TASK REQUIREMENTS => Retype the data below without altering anything.

DATA FOR THE TASK =>
[START]

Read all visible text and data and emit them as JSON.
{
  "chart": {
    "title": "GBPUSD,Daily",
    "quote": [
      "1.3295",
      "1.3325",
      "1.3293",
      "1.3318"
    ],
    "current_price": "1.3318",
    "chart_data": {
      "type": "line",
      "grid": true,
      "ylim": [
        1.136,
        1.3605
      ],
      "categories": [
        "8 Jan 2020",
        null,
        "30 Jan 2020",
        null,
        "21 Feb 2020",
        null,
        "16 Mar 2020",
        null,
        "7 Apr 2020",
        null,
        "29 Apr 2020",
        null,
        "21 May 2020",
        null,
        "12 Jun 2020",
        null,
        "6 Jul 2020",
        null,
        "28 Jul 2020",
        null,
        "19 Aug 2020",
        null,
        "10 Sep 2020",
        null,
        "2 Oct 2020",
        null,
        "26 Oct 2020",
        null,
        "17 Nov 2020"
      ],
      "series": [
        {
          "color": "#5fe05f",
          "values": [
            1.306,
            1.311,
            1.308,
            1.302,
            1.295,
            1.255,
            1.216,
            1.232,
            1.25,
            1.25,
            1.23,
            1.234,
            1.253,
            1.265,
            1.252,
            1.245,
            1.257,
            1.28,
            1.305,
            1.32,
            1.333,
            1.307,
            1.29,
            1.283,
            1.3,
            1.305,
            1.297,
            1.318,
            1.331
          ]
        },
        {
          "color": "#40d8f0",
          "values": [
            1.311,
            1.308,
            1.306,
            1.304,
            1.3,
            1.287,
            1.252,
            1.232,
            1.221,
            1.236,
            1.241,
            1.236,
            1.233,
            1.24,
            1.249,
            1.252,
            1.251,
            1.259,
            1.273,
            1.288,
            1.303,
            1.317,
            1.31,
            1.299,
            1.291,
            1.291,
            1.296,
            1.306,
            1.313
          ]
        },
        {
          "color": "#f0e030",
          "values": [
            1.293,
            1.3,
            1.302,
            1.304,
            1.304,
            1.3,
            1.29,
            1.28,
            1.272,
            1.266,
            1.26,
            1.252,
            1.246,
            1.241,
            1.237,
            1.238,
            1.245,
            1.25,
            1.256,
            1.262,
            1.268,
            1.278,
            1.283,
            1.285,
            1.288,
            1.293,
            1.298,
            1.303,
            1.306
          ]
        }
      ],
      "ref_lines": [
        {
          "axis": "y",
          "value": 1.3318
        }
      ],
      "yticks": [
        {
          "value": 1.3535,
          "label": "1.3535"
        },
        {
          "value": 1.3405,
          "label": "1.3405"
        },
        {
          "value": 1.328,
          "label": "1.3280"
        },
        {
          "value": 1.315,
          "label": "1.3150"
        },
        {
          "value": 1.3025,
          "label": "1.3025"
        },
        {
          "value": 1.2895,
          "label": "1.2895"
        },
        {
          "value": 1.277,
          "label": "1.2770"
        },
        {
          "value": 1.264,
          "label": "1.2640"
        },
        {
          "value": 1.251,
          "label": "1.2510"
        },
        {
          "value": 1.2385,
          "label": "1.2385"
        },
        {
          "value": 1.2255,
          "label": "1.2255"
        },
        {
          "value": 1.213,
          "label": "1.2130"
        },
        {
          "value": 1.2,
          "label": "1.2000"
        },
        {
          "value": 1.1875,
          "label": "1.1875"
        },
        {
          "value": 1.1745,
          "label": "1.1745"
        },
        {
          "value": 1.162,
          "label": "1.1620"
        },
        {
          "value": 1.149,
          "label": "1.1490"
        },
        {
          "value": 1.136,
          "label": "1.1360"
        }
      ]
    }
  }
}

[END]

CORRECT OUTPUT =>
Read all visible text and data and emit them as JSON.
{
  "chart": {
    "title": "GBPUSD,Daily",
    "quote": [
      "1.3295",
      "1.3325",
      "1.3293",
      "1.3318"
    ],
    "current_price": "1.3318",
    "chart_data": {
      "type": "line",
      "grid": true,
      "ylim": [
        1.136,
        1.3605
      ],
      "categories": [
        "8 Jan 2020",
        null,
        "30 Jan 2020",
        null,
        "21 Feb 2020",
        null,
        "16 Mar 2020",
        null,
        "7 Apr 2020",
        null,
        "29 Apr 2020",
        null,
        "21 May 2020",
        null,
        "12 Jun 2020",
        null,
        "6 Jul 2020",
        null,
        "28 Jul 2020",
        null,
        "19 Aug 2020",
        null,
        "10 Sep 2020",
        null,
        "2 Oct 2020",
        null,
        "26 Oct 2020",
        null,
        "17 Nov 2020"
      ],
      "series": [
        {
          "color": "#5fe05f",
          "values": [
            1.306,
            1.311,
            1.308,
            1.302,
            1.295,
            1.255,
            1.216,
            1.232,
            1.25,
            1.25,
            1.23,
            1.234,
            1.253,
            1.265,
            1.252,
            1.245,
            1.257,
            1.28,
            1.305,
            1.32,
            1.333,
            1.307,
            1.29,
            1.283,
            1.3,
            1.305,
            1.297,
            1.318,
            1.331
          ]
        },
        {
          "color": "#40d8f0",
          "values": [
            1.311,
            1.308,
            1.306,
            1.304,
            1.3,
            1.287,
            1.252,
            1.232,
            1.221,
            1.236,
            1.241,
            1.236,
            1.233,
            1.24,
            1.249,
            1.252,
            1.251,
            1.259,
            1.273,
            1.288,
            1.303,
            1.317,
            1.31,
            1.299,
            1.291,
            1.291,
            1.296,
            1.306,
            1.313
          ]
        },
        {
          "color": "#f0e030",
          "values": [
            1.293,
            1.3,
            1.302,
            1.304,
            1.304,
            1.3,
            1.29,
            1.28,
            1.272,
            1.266,
            1.26,
            1.252,
            1.246,
            1.241,
            1.237,
            1.238,
            1.245,
            1.25,
            1.256,
            1.262,
            1.268,
            1.278,
            1.283,
            1.285,
            1.288,
            1.293,
            1.298,
            1.303,
            1.306
          ]
        }
      ],
      "ref_lines": [
        {
          "axis": "y",
          "value": 1.3318
        }
      ],
      "yticks": [
        {
          "value": 1.3535,
          "label": "1.3535"
        },
        {
          "value": 1.3405,
          "label": "1.3405"
        },
        {
          "value": 1.328,
          "label": "1.3280"
        },
        {
          "value": 1.315,
          "label": "1.3150"
        },
        {
          "value": 1.3025,
          "label": "1.3025"
        },
        {
          "value": 1.2895,
          "label": "1.2895"
        },
        {
          "value": 1.277,
          "label": "1.2770"
        },
        {
          "value": 1.264,
          "label": "1.2640"
        },
        {
          "value": 1.251,
          "label": "1.2510"
        },
        {
          "value": 1.2385,
          "label": "1.2385"
        },
        {
          "value": 1.2255,
          "label": "1.2255"
        },
        {
          "value": 1.213,
          "label": "1.2130"
        },
        {
          "value": 1.2,
          "label": "1.2000"
        },
        {
          "value": 1.1875,
          "label": "1.1875"
        },
        {
          "value": 1.1745,
          "label": "1.1745"
        },
        {
          "value": 1.162,
          "label": "1.1620"
        },
        {
          "value": 1.149,
          "label": "1.1490"
        },
        {
          "value": 1.136,
          "label": "1.1360"
        }
      ]
    }
  }
}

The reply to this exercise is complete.